SUPPLIED DATA:
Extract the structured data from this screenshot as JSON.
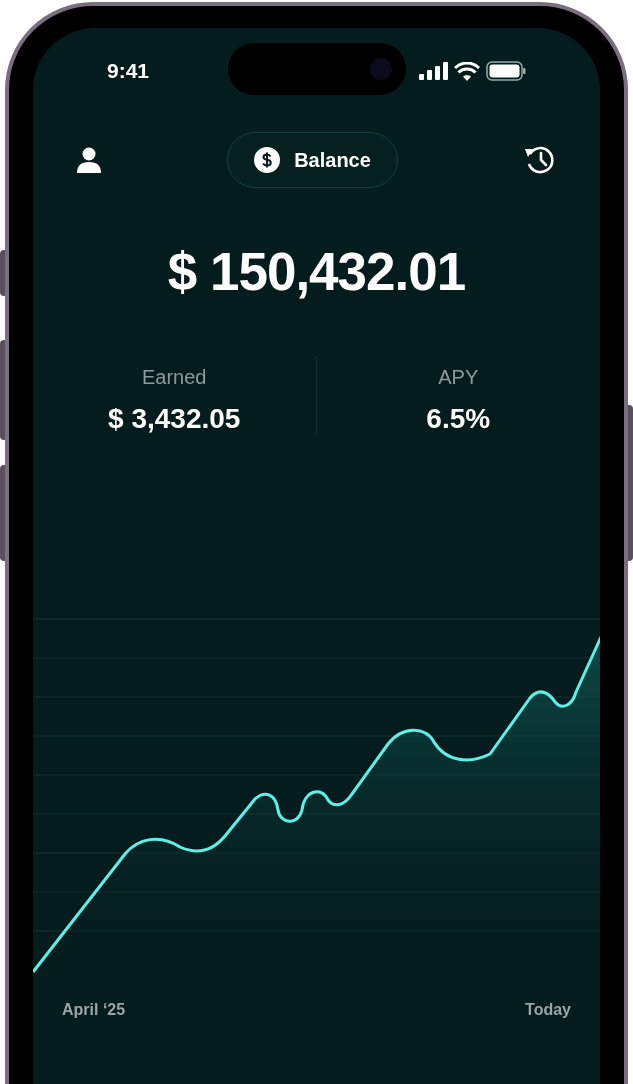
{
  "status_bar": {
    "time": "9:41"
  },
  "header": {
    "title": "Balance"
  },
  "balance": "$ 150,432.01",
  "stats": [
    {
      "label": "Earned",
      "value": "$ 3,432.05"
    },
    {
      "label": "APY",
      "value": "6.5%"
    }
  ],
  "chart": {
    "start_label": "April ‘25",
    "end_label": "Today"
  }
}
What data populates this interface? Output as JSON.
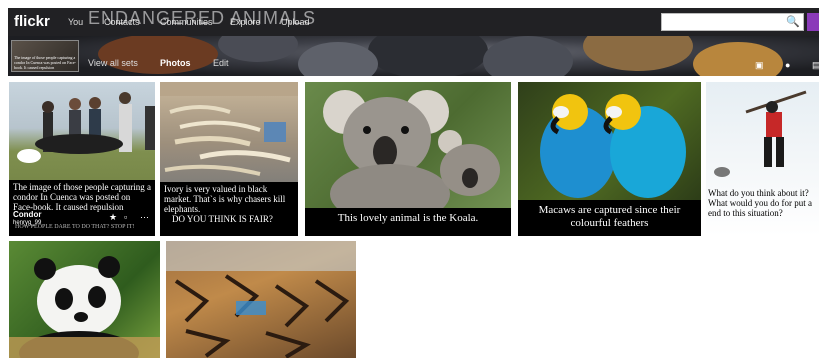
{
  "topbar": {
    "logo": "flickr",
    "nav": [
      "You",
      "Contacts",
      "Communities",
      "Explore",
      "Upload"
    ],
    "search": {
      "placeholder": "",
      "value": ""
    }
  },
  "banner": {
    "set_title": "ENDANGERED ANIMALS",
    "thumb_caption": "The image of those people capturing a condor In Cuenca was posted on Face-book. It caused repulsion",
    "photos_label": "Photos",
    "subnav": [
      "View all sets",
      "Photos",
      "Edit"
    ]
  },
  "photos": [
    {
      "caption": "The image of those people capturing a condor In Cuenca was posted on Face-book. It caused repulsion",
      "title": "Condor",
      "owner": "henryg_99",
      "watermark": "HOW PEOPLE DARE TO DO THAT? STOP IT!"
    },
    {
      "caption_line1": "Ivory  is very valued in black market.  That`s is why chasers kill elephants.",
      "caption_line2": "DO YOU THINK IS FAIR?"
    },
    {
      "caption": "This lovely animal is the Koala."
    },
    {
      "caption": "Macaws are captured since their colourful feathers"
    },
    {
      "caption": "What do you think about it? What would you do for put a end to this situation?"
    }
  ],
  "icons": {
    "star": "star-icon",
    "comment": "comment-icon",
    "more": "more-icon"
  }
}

THE REQUEST: Repeat the material above in full and unchanged, minus its images.

OUTPUT:
Extract the structured data from this screenshot as JSON.
{
  "status_bar": {
    "time": "9:41"
  },
  "header": {
    "title": "Balance"
  },
  "balance": "$ 150,432.01",
  "stats": [
    {
      "label": "Earned",
      "value": "$ 3,432.05"
    },
    {
      "label": "APY",
      "value": "6.5%"
    }
  ],
  "chart": {
    "start_label": "April ‘25",
    "end_label": "Today"
  }
}
What data populates this interface? Output as JSON.
{
  "topbar": {
    "logo": "flickr",
    "nav": [
      "You",
      "Contacts",
      "Communities",
      "Explore",
      "Upload"
    ],
    "search": {
      "placeholder": "",
      "value": ""
    }
  },
  "banner": {
    "set_title": "ENDANGERED ANIMALS",
    "thumb_caption": "The image of those people capturing a condor In Cuenca was posted on Face-book. It caused repulsion",
    "photos_label": "Photos",
    "subnav": [
      "View all sets",
      "Photos",
      "Edit"
    ]
  },
  "photos": [
    {
      "caption": "The image of those people capturing a condor In Cuenca was posted on Face-book. It caused repulsion",
      "title": "Condor",
      "owner": "henryg_99",
      "watermark": "HOW PEOPLE DARE TO DO THAT? STOP IT!"
    },
    {
      "caption_line1": "Ivory  is very valued in black market.  That`s is why chasers kill elephants.",
      "caption_line2": "DO YOU THINK IS FAIR?"
    },
    {
      "caption": "This lovely animal is the Koala."
    },
    {
      "caption": "Macaws are captured since their colourful feathers"
    },
    {
      "caption": "What do you think about it? What would you do for put a end to this situation?"
    }
  ],
  "icons": {
    "star": "star-icon",
    "comment": "comment-icon",
    "more": "more-icon"
  }
}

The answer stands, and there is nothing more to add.